== Data for this task
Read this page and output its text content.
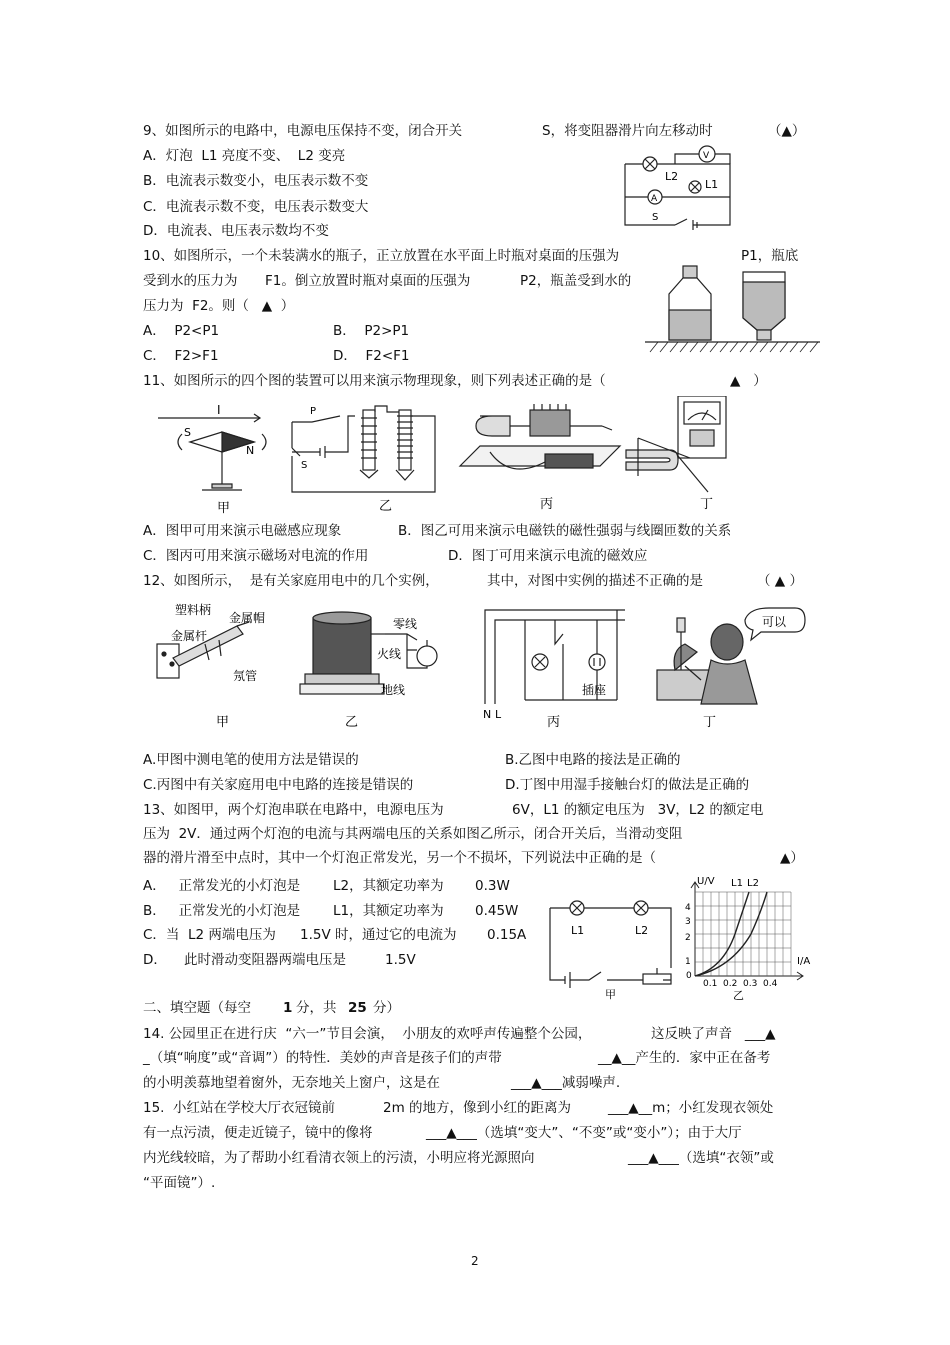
9、如图所示的电路中，电源电压保持不变，闭合开关	S，将变阻器滑片向左移动时	（▲）
A．灯泡  L1 亮度不变、  L2 变亮
B．电流表示数变小，电压表示数不变
C．电流表示数不变，电压表示数变大
D．电流表、电压表示数均不变
V
A
L2
L1
S
10、如图所示，一个未装满水的瓶子，正立放置在水平面上时瓶对桌面的压强为	P1，瓶底
受到水的压力为 F1。倒立放置时瓶对桌面的压强为	P2，瓶盖受到水的
压力为  F2。则（   ▲  ）
A．  P2<P1	B．  P2>P1
C．  F2>F1	D．  F2<F1
11、如图所示的四个图的装置可以用来演示物理现象，则下列表述正确的是（	▲   ）
I
S
N
甲
P
S
乙	丙	丁
A．图甲可用来演示电磁感应现象	B．图乙可用来演示电磁铁的磁性强弱与线圈匝数的关系
C．图丙可用来演示磁场对电流的作用	D．图丁可用来演示电流的磁效应
12、如图所示，  是有关家庭用电中的几个实例，	其中，对图中实例的描述不正确的是	（ ▲ ）
塑料柄
金属帽
金属杆
氖管
甲
零线
火线
地线
乙
N L
插座
丙
可以
丁
A.甲图中测电笔的使用方法是错误的	B.乙图中电路的接法是正确的
C.丙图中有关家庭用电中电路的连接是错误的	D.丁图中用湿手接触台灯的做法是正确的
13、如图甲，两个灯泡串联在电路中，电源电压为	6V，L1 的额定电压为   3V，L2 的额定电
压为  2V．通过两个灯泡的电流与其两端电压的关系如图乙所示，闭合开关后，当滑动变阻
器的滑片滑至中点时，其中一个灯泡正常发光，另一个不损坏，下列说法中正确的是（	▲）
A．   正常发光的小灯泡是 L2，其额定功率为 0.3W
B．   正常发光的小灯泡是 L1，其额定功率为 0.45W
C．当  L2 两端电压为 1.5V 时，通过它的电流为 0.15A
D．    此时滑动变阻器两端电压是	1.5V
L1	L2
甲
U/V L1 L2
I/A
1
2
3
4
0
0.1 0.2 0.3 0.4
乙
二、填空题（每空 1 分，共 25 分）
14. 公园里正在进行庆  “六一”节目会演，  小朋友的欢呼声传遍整个公园，	这反映了声音   ___▲
_（填“响度”或“音调”）的特性．美妙的声音是孩子们的声带	__▲__产生的．家中正在备考
的小明羡慕地望着窗外，无奈地关上窗户，这是在	___▲___减弱噪声.
15.  小红站在学校大厅衣冠镜前	2m 的地方，像到小红的距离为	___▲__m；小红发现衣领处
有一点污渍，便走近镜子，镜中的像将	___▲___（选填“变大”、“不变”或“变小”）；由于大厅
内光线较暗，为了帮助小红看清衣领上的污渍，小明应将光源照向	___▲___（选填“衣领”或
“平面镜”）.
2
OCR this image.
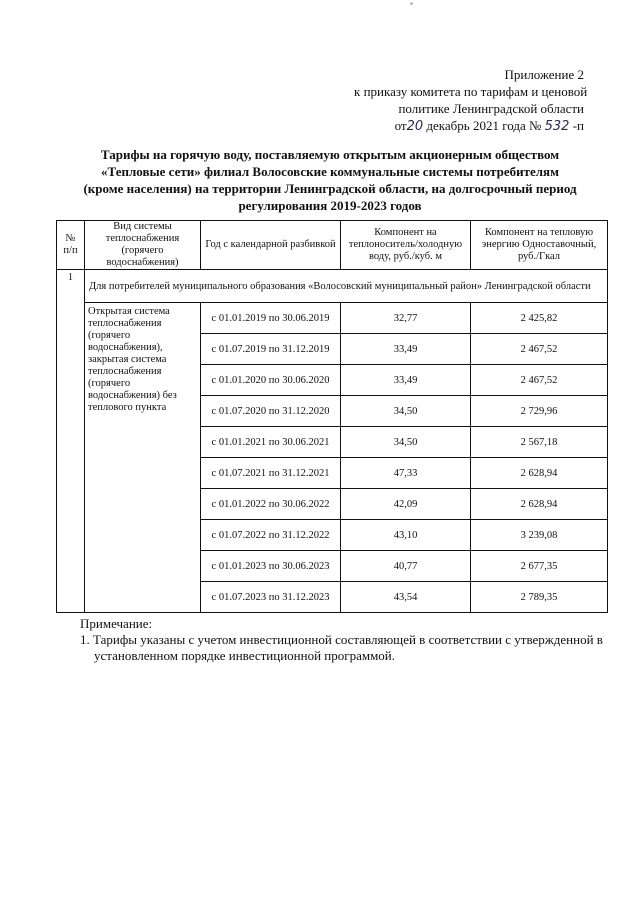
Приложение 2
к приказу комитета по тарифам и ценовой
политике Ленинградской области
от20 декабрь 2021 года № 532 -п
Тарифы на горячую воду, поставляемую открытым акционерным обществом
«Тепловые сети» филиал Волосовские коммунальные системы потребителям
(кроме населения) на территории Ленинградской области, на долгосрочный период
регулирования 2019-2023 годов
№ п/п	Вид системы теплоснабжения (горячего водоснабжения)	Год с календарной разбивкой	Компонент на теплоноситель/холодную воду, руб./куб. м	Компонент на тепловую энергию Одноставочный, руб./Гкал
1	Для потребителей муниципального образования «Волосовский муниципальный район» Ленинградской области			
	Открытая система теплоснабжения (горячего водоснабжения), закрытая система теплоснабжения (горячего водоснабжения) без теплового пункта	с 01.01.2019 по 30.06.2019	32,77	2 425,82
		с 01.07.2019 по 31.12.2019	33,49	2 467,52
		с 01.01.2020 по 30.06.2020	33,49	2 467,52
		с 01.07.2020 по 31.12.2020	34,50	2 729,96
		с 01.01.2021 по 30.06.2021	34,50	2 567,18
		с 01.07.2021 по 31.12.2021	47,33	2 628,94
		с 01.01.2022 по 30.06.2022	42,09	2 628,94
		с 01.07.2022 по 31.12.2022	43,10	3 239,08
		с 01.01.2023 по 30.06.2023	40,77	2 677,35
		с 01.07.2023 по 31.12.2023	43,54	2 789,35
Примечание:
1. Тарифы указаны с учетом инвестиционной составляющей в соответствии с утвержденной в установленном порядке инвестиционной программой.
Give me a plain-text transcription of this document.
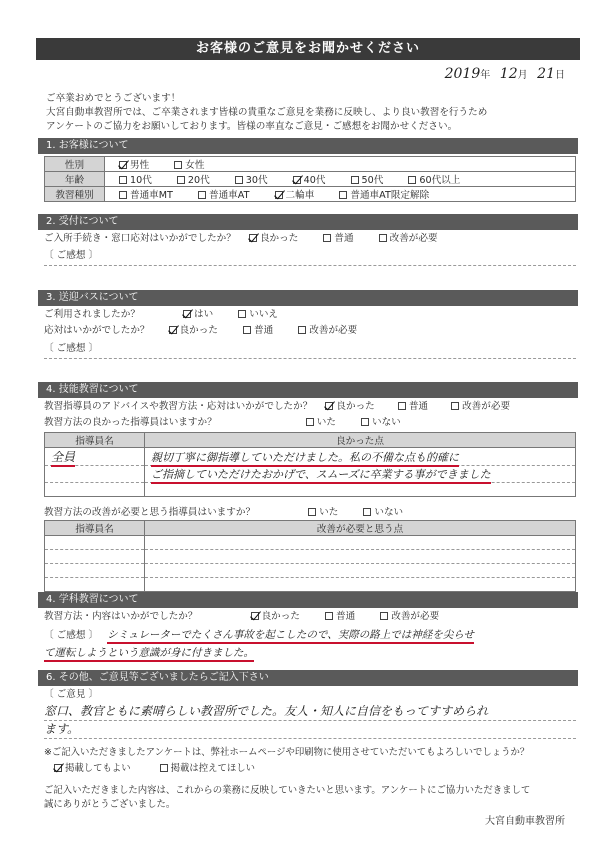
お客様のご意見をお聞かせください
2019年 12月 21日
ご卒業おめでとうございます！
大宮自動車教習所では、ご卒業されます皆様の貴重なご意見を業務に反映し、より良い教習を行うため
アンケートのご協力をお願いしております。皆様の率直なご意見・ご感想をお聞かせください。
1. お客様について
性別	男性 女性
年齢	10代 20代 30代 40代 50代 60代以上
教習種別	普通車MT 普通車AT 二輪車 普通車AT限定解除
2. 受付について
ご入所手続き・窓口応対はいかがでしたか？	良かった	普通	改善が必要
〔 ご感想 〕
3. 送迎バスについて
ご利用されましたか？	はい	いいえ
応対はいかがでしたか？	良かった	普通	改善が必要
〔 ご感想 〕
4. 技能教習について
教習指導員のアドバイスや教習方法・応対はいかがでしたか？	良かった	普通	改善が必要
教習方法の良かった指導員はいますか？	いた	いない
指導員名	良かった点
全員	親切丁寧に御指導していただけました。私の不備な点も的確に
	ご指摘していただけたおかげで、スムーズに卒業する事ができました

教習方法の改善が必要と思う指導員はいますか？	いた	いない
指導員名	改善が必要と思う点

4. 学科教習について
教習方法・内容はいかがでしたか？	良かった	普通	改善が必要
〔 ご感想 〕 シミュレーターでたくさん事故を起こしたので、実際の路上では神経を尖らせ
て運転しようという意識が身に付きました。
6. その他、ご意見等ございましたらご記入下さい
〔 ご意見 〕
窓口、教官ともに素晴らしい教習所でした。友人・知人に自信をもってすすめられ
ます。
※ご記入いただきましたアンケートは、弊社ホームページや印刷物に使用させていただいてもよろしいでしょうか？
掲載してもよい	掲載は控えてほしい
ご記入いただきました内容は、これからの業務に反映していきたいと思います。アンケートにご協力いただきまして
誠にありがとうございました。
大宮自動車教習所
====
• _Stated problem_
Retype only the lines above from the one with "Give me a plain-text" through the last, both ends included, keeping every picture out of the copy.

• _Response to the task_
Give me a plain-text transcription of this document.
お客様のご意見をお聞かせください
2019年 12月 21日
ご卒業おめでとうございます！
大宮自動車教習所では、ご卒業されます皆様の貴重なご意見を業務に反映し、より良い教習を行うため
アンケートのご協力をお願いしております。皆様の率直なご意見・ご感想をお聞かせください。
1. お客様について
性別	男性 女性
年齢	10代 20代 30代 40代 50代 60代以上
教習種別	普通車MT 普通車AT 二輪車 普通車AT限定解除
2. 受付について
ご入所手続き・窓口応対はいかがでしたか？	良かった	普通	改善が必要
〔 ご感想 〕
3. 送迎バスについて
ご利用されましたか？	はい	いいえ
応対はいかがでしたか？	良かった	普通	改善が必要
〔 ご感想 〕
4. 技能教習について
教習指導員のアドバイスや教習方法・応対はいかがでしたか？	良かった	普通	改善が必要
教習方法の良かった指導員はいますか？	いた	いない
指導員名	良かった点
全員	親切丁寧に御指導していただけました。私の不備な点も的確に
	ご指摘していただけたおかげで、スムーズに卒業する事ができました

教習方法の改善が必要と思う指導員はいますか？	いた	いない
指導員名	改善が必要と思う点

4. 学科教習について
教習方法・内容はいかがでしたか？	良かった	普通	改善が必要
〔 ご感想 〕 シミュレーターでたくさん事故を起こしたので、実際の路上では神経を尖らせ
て運転しようという意識が身に付きました。
6. その他、ご意見等ございましたらご記入下さい
〔 ご意見 〕
窓口、教官ともに素晴らしい教習所でした。友人・知人に自信をもってすすめられ
ます。
※ご記入いただきましたアンケートは、弊社ホームページや印刷物に使用させていただいてもよろしいでしょうか？
掲載してもよい	掲載は控えてほしい
ご記入いただきました内容は、これからの業務に反映していきたいと思います。アンケートにご協力いただきまして
誠にありがとうございました。
大宮自動車教習所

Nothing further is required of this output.